## begin
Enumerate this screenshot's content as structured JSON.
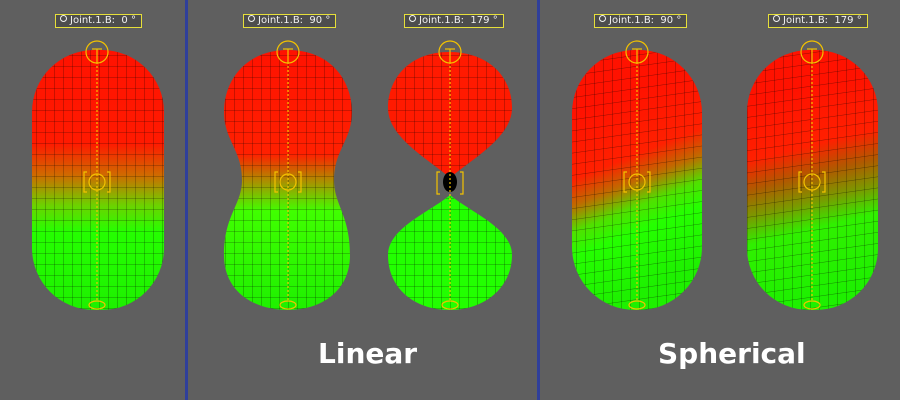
{
  "panels": {
    "rest": {
      "joint_label": "Joint.1.B:",
      "angle": "0 °"
    },
    "linear_90": {
      "joint_label": "Joint.1.B:",
      "angle": "90 °"
    },
    "linear_179": {
      "joint_label": "Joint.1.B:",
      "angle": "179 °"
    },
    "spherical_90": {
      "joint_label": "Joint.1.B:",
      "angle": "90 °"
    },
    "spherical_179": {
      "joint_label": "Joint.1.B:",
      "angle": "179 °"
    }
  },
  "captions": {
    "linear": "Linear",
    "spherical": "Spherical"
  },
  "colors": {
    "background": "#5f5f5f",
    "divider": "#2f3f9a",
    "top_mesh": "#ff1a00",
    "bottom_mesh": "#22ff00",
    "bone": "#f2c200"
  }
}
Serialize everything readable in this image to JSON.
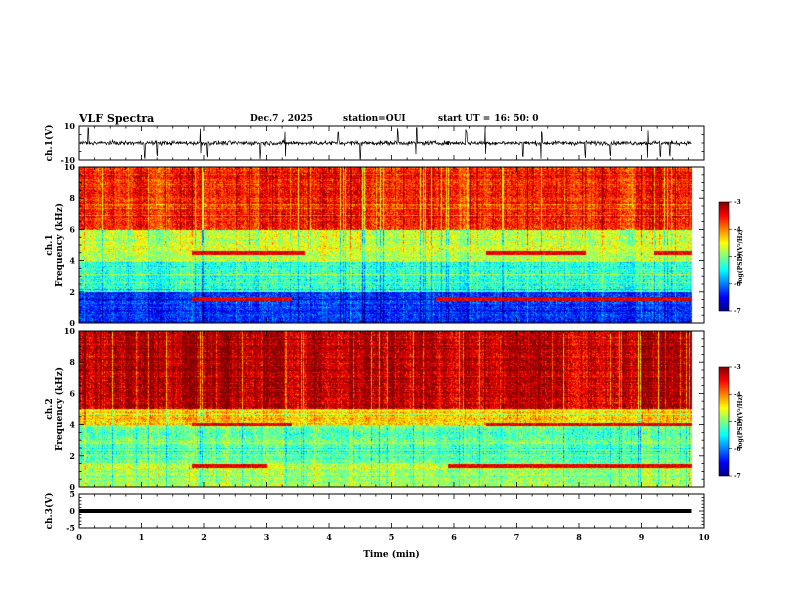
{
  "header": {
    "title": "VLF Spectra",
    "date": "Dec.7 , 2025",
    "station_label": "station=",
    "station": "OUI",
    "start_label": "start UT =",
    "start_value": "16: 50: 0"
  },
  "colors": {
    "colormap": [
      "#00007f",
      "#0000ff",
      "#007fff",
      "#00ffff",
      "#7fff7f",
      "#ffff00",
      "#ff7f00",
      "#ff0000",
      "#7f0000"
    ],
    "waveform": "#000000"
  },
  "chart_data": [
    {
      "type": "line",
      "panel": "ch1-waveform",
      "ylabel": "ch.1(V)",
      "ylim": [
        -10,
        10
      ],
      "yticks": [
        10,
        -10
      ],
      "xlim": [
        0,
        10
      ],
      "x_range_data": [
        0,
        9.8
      ],
      "baseline": 0,
      "amplitude_typical": 2,
      "spikes_x": [
        0.15,
        1.05,
        1.25,
        1.95,
        2.05,
        2.9,
        3.3,
        4.15,
        4.5,
        5.1,
        5.4,
        6.2,
        6.5,
        7.1,
        7.4,
        8.1,
        8.5,
        9.1,
        9.3,
        9.45
      ]
    },
    {
      "type": "heatmap",
      "panel": "ch1-spectrogram",
      "ylabel": "ch.1 Frequency (kHz)",
      "xlim": [
        0,
        10
      ],
      "x_range_data": [
        0,
        9.8
      ],
      "ylim": [
        0,
        10
      ],
      "yticks": [
        0,
        2,
        4,
        6,
        8,
        10
      ],
      "colorbar": {
        "label": "log(PSD)(V²/Hz)",
        "range": [
          -7,
          -3
        ],
        "ticks": [
          -3,
          -4,
          -5,
          -6,
          -7
        ]
      },
      "features": [
        {
          "name": "red-upper",
          "freq_khz": [
            6,
            10
          ],
          "level": -3.6
        },
        {
          "name": "transition",
          "freq_khz": [
            4,
            6
          ],
          "level": -4.7
        },
        {
          "name": "green-mid",
          "freq_khz": [
            2,
            4
          ],
          "level": -5.3
        },
        {
          "name": "blue-band",
          "freq_khz": [
            0.5,
            2
          ],
          "level": -6.3
        },
        {
          "name": "tone-4.5",
          "freq_khz": 4.5,
          "intervals_min": [
            [
              1.8,
              3.6
            ],
            [
              6.5,
              8.1
            ],
            [
              9.2,
              9.8
            ]
          ]
        },
        {
          "name": "tone-1.5",
          "freq_khz": 1.5,
          "intervals_min": [
            [
              1.8,
              3.4
            ],
            [
              5.7,
              9.8
            ]
          ]
        }
      ]
    },
    {
      "type": "heatmap",
      "panel": "ch2-spectrogram",
      "ylabel": "ch.2 Frequency (kHz)",
      "xlim": [
        0,
        10
      ],
      "x_range_data": [
        0,
        9.8
      ],
      "ylim": [
        0,
        10
      ],
      "yticks": [
        0,
        2,
        4,
        6,
        8,
        10
      ],
      "colorbar": {
        "label": "log(PSD)(V²/Hz)",
        "range": [
          -7,
          -3
        ],
        "ticks": [
          -3,
          -4,
          -5,
          -6,
          -7
        ]
      },
      "features": [
        {
          "name": "red-upper",
          "freq_khz": [
            5,
            10
          ],
          "level": -3.2
        },
        {
          "name": "transition",
          "freq_khz": [
            4,
            5
          ],
          "level": -4.3
        },
        {
          "name": "green-mid",
          "freq_khz": [
            1.5,
            4
          ],
          "level": -5.1
        },
        {
          "name": "low-band",
          "freq_khz": [
            0,
            1.5
          ],
          "level": -4.8
        },
        {
          "name": "tone-4.0",
          "freq_khz": 4.0,
          "intervals_min": [
            [
              1.8,
              3.4
            ],
            [
              6.5,
              9.8
            ]
          ]
        },
        {
          "name": "tone-1.3",
          "freq_khz": 1.3,
          "intervals_min": [
            [
              1.8,
              3.0
            ],
            [
              5.9,
              9.8
            ]
          ]
        }
      ]
    },
    {
      "type": "line",
      "panel": "ch3-waveform",
      "ylabel": "ch.3(V)",
      "ylim": [
        -5,
        5
      ],
      "yticks": [
        5,
        0,
        -5
      ],
      "xlim": [
        0,
        10
      ],
      "x_range_data": [
        0,
        9.8
      ],
      "constant_value": 0,
      "xlabel": "Time (min)",
      "xticks": [
        0,
        1,
        2,
        3,
        4,
        5,
        6,
        7,
        8,
        9,
        10
      ]
    }
  ]
}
## end
Problem details ::
Read the entries and select each line where the word "name" is found.

Task result ::
          "name": "red-upper",
          "name": "transition",
          "name": "green-mid",
          "name": "blue-band",
          "name": "tone-4.5",
          "name": "tone-1.5",
          "name": "red-upper",
          "name": "transition",
          "name": "green-mid",
          "name": "low-band",
          "name": "tone-4.0",
          "name": "tone-1.3",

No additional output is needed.